======== EXTRACTED ENTRIES ========

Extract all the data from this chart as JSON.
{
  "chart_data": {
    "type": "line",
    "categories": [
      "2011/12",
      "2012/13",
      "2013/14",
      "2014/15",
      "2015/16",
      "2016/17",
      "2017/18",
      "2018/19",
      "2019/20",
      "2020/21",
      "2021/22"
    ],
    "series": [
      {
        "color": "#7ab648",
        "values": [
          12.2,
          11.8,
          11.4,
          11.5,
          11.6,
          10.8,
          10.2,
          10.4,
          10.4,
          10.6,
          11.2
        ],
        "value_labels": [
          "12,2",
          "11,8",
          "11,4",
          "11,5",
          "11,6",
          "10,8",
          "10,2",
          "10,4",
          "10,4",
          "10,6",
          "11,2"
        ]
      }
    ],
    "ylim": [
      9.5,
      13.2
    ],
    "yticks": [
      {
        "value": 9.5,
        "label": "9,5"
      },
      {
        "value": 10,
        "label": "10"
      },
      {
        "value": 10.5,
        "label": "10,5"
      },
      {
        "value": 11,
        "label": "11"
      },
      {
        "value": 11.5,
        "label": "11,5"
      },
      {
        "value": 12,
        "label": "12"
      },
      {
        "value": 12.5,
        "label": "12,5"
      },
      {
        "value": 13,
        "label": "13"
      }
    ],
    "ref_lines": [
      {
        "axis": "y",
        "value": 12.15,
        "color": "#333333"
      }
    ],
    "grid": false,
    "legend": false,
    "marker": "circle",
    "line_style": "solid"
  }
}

========

DIRECTION >>
Print out every record again, exactly and in full.

SOLUTION TO THE PROBLEM >>
Extract all the data from this chart as JSON.
{
  "chart_data": {
    "type": "line",
    "categories": [
      "2011/12",
      "2012/13",
      "2013/14",
      "2014/15",
      "2015/16",
      "2016/17",
      "2017/18",
      "2018/19",
      "2019/20",
      "2020/21",
      "2021/22"
    ],
    "series": [
      {
        "color": "#7ab648",
        "values": [
          12.2,
          11.8,
          11.4,
          11.5,
          11.6,
          10.8,
          10.2,
          10.4,
          10.4,
          10.6,
          11.2
        ],
        "value_labels": [
          "12,2",
          "11,8",
          "11,4",
          "11,5",
          "11,6",
          "10,8",
          "10,2",
          "10,4",
          "10,4",
          "10,6",
          "11,2"
        ]
      }
    ],
    "ylim": [
      9.5,
      13.2
    ],
    "yticks": [
      {
        "value": 9.5,
        "label": "9,5"
      },
      {
        "value": 10,
        "label": "10"
      },
      {
        "value": 10.5,
        "label": "10,5"
      },
      {
        "value": 11,
        "label": "11"
      },
      {
        "value": 11.5,
        "label": "11,5"
      },
      {
        "value": 12,
        "label": "12"
      },
      {
        "value": 12.5,
        "label": "12,5"
      },
      {
        "value": 13,
        "label": "13"
      }
    ],
    "ref_lines": [
      {
        "axis": "y",
        "value": 12.15,
        "color": "#333333"
      }
    ],
    "grid": false,
    "legend": false,
    "marker": "circle",
    "line_style": "solid"
  }
}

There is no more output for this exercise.